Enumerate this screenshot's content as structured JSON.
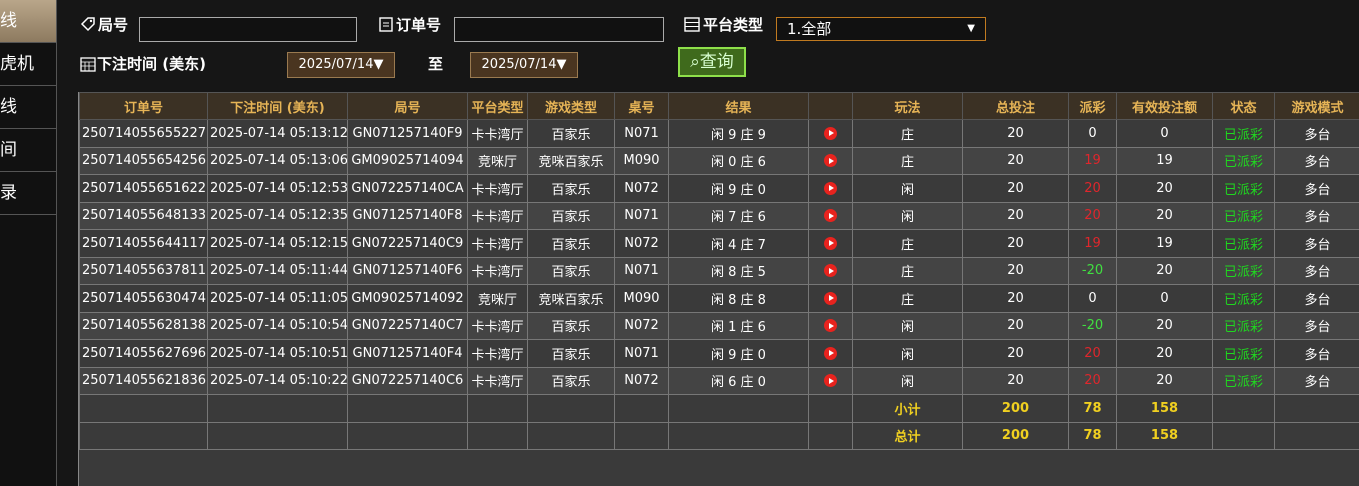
{
  "sidebar": {
    "items": [
      "线",
      "虎机",
      "线",
      "间",
      "录"
    ]
  },
  "filters": {
    "round_label": "局号",
    "order_label": "订单号",
    "platform_label": "平台类型",
    "platform_value": "1.全部",
    "time_label": "下注时间 (美东)",
    "date_from": "2025/07/14▼",
    "to_label": "至",
    "date_to": "2025/07/14▼",
    "query_button": "查询"
  },
  "table": {
    "headers": [
      "订单号",
      "下注时间 (美东)",
      "局号",
      "平台类型",
      "游戏类型",
      "桌号",
      "结果",
      "玩法",
      "总投注",
      "派彩",
      "有效投注额",
      "状态",
      "游戏模式"
    ],
    "rows": [
      [
        "250714055655227",
        "2025-07-14 05:13:12",
        "GN071257140F9",
        "卡卡湾厅",
        "百家乐",
        "N071",
        "闲 9 庄 9",
        "庄",
        20,
        0,
        0,
        "已派彩",
        "多台"
      ],
      [
        "250714055654256",
        "2025-07-14 05:13:06",
        "GM09025714094",
        "竞咪厅",
        "竞咪百家乐",
        "M090",
        "闲 0 庄 6",
        "庄",
        20,
        19,
        19,
        "已派彩",
        "多台"
      ],
      [
        "250714055651622",
        "2025-07-14 05:12:53",
        "GN072257140CA",
        "卡卡湾厅",
        "百家乐",
        "N072",
        "闲 9 庄 0",
        "闲",
        20,
        20,
        20,
        "已派彩",
        "多台"
      ],
      [
        "250714055648133",
        "2025-07-14 05:12:35",
        "GN071257140F8",
        "卡卡湾厅",
        "百家乐",
        "N071",
        "闲 7 庄 6",
        "闲",
        20,
        20,
        20,
        "已派彩",
        "多台"
      ],
      [
        "250714055644117",
        "2025-07-14 05:12:15",
        "GN072257140C9",
        "卡卡湾厅",
        "百家乐",
        "N072",
        "闲 4 庄 7",
        "庄",
        20,
        19,
        19,
        "已派彩",
        "多台"
      ],
      [
        "250714055637811",
        "2025-07-14 05:11:44",
        "GN071257140F6",
        "卡卡湾厅",
        "百家乐",
        "N071",
        "闲 8 庄 5",
        "庄",
        20,
        -20,
        20,
        "已派彩",
        "多台"
      ],
      [
        "250714055630474",
        "2025-07-14 05:11:05",
        "GM09025714092",
        "竞咪厅",
        "竞咪百家乐",
        "M090",
        "闲 8 庄 8",
        "庄",
        20,
        0,
        0,
        "已派彩",
        "多台"
      ],
      [
        "250714055628138",
        "2025-07-14 05:10:54",
        "GN072257140C7",
        "卡卡湾厅",
        "百家乐",
        "N072",
        "闲 1 庄 6",
        "闲",
        20,
        -20,
        20,
        "已派彩",
        "多台"
      ],
      [
        "250714055627696",
        "2025-07-14 05:10:51",
        "GN071257140F4",
        "卡卡湾厅",
        "百家乐",
        "N071",
        "闲 9 庄 0",
        "闲",
        20,
        20,
        20,
        "已派彩",
        "多台"
      ],
      [
        "250714055621836",
        "2025-07-14 05:10:22",
        "GN072257140C6",
        "卡卡湾厅",
        "百家乐",
        "N072",
        "闲 6 庄 0",
        "闲",
        20,
        20,
        20,
        "已派彩",
        "多台"
      ]
    ],
    "subtotal": {
      "label": "小计",
      "values": [
        200,
        78,
        158
      ]
    },
    "total": {
      "label": "总计",
      "values": [
        200,
        78,
        158
      ]
    }
  }
}
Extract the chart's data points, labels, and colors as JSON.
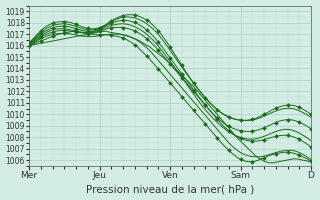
-------------------------
## EXERCISE AIM
Leave out the pictures and return every record word for word.

## FINAL RESULT
Enumerate this screenshot's content as structured JSON.
{
  "sidebar": {
    "items": [
      "线",
      "虎机",
      "线",
      "间",
      "录"
    ]
  },
  "filters": {
    "round_label": "局号",
    "order_label": "订单号",
    "platform_label": "平台类型",
    "platform_value": "1.全部",
    "time_label": "下注时间 (美东)",
    "date_from": "2025/07/14▼",
    "to_label": "至",
    "date_to": "2025/07/14▼",
    "query_button": "查询"
  },
  "table": {
    "headers": [
      "订单号",
      "下注时间 (美东)",
      "局号",
      "平台类型",
      "游戏类型",
      "桌号",
      "结果",
      "玩法",
      "总投注",
      "派彩",
      "有效投注额",
      "状态",
      "游戏模式"
    ],
    "rows": [
      [
        "250714055655227",
        "2025-07-14 05:13:12",
        "GN071257140F9",
        "卡卡湾厅",
        "百家乐",
        "N071",
        "闲 9 庄 9",
        "庄",
        20,
        0,
        0,
        "已派彩",
        "多台"
      ],
      [
        "250714055654256",
        "2025-07-14 05:13:06",
        "GM09025714094",
        "竞咪厅",
        "竞咪百家乐",
        "M090",
        "闲 0 庄 6",
        "庄",
        20,
        19,
        19,
        "已派彩",
        "多台"
      ],
      [
        "250714055651622",
        "2025-07-14 05:12:53",
        "GN072257140CA",
        "卡卡湾厅",
        "百家乐",
        "N072",
        "闲 9 庄 0",
        "闲",
        20,
        20,
        20,
        "已派彩",
        "多台"
      ],
      [
        "250714055648133",
        "2025-07-14 05:12:35",
        "GN071257140F8",
        "卡卡湾厅",
        "百家乐",
        "N071",
        "闲 7 庄 6",
        "闲",
        20,
        20,
        20,
        "已派彩",
        "多台"
      ],
      [
        "250714055644117",
        "2025-07-14 05:12:15",
        "GN072257140C9",
        "卡卡湾厅",
        "百家乐",
        "N072",
        "闲 4 庄 7",
        "庄",
        20,
        19,
        19,
        "已派彩",
        "多台"
      ],
      [
        "250714055637811",
        "2025-07-14 05:11:44",
        "GN071257140F6",
        "卡卡湾厅",
        "百家乐",
        "N071",
        "闲 8 庄 5",
        "庄",
        20,
        -20,
        20,
        "已派彩",
        "多台"
      ],
      [
        "250714055630474",
        "2025-07-14 05:11:05",
        "GM09025714092",
        "竞咪厅",
        "竞咪百家乐",
        "M090",
        "闲 8 庄 8",
        "庄",
        20,
        0,
        0,
        "已派彩",
        "多台"
      ],
      [
        "250714055628138",
        "2025-07-14 05:10:54",
        "GN072257140C7",
        "卡卡湾厅",
        "百家乐",
        "N072",
        "闲 1 庄 6",
        "闲",
        20,
        -20,
        20,
        "已派彩",
        "多台"
      ],
      [
        "250714055627696",
        "2025-07-14 05:10:51",
        "GN071257140F4",
        "卡卡湾厅",
        "百家乐",
        "N071",
        "闲 9 庄 0",
        "闲",
        20,
        20,
        20,
        "已派彩",
        "多台"
      ],
      [
        "250714055621836",
        "2025-07-14 05:10:22",
        "GN072257140C6",
        "卡卡湾厅",
        "百家乐",
        "N072",
        "闲 6 庄 0",
        "闲",
        20,
        20,
        20,
        "已派彩",
        "多台"
      ]
    ],
    "subtotal": {
      "label": "小计",
      "values": [
        200,
        78,
        158
      ]
    },
    "total": {
      "label": "总计",
      "values": [
        200,
        78,
        158
      ]
    }
  }
}
Extract the chart's data points, labels, and colors as JSON.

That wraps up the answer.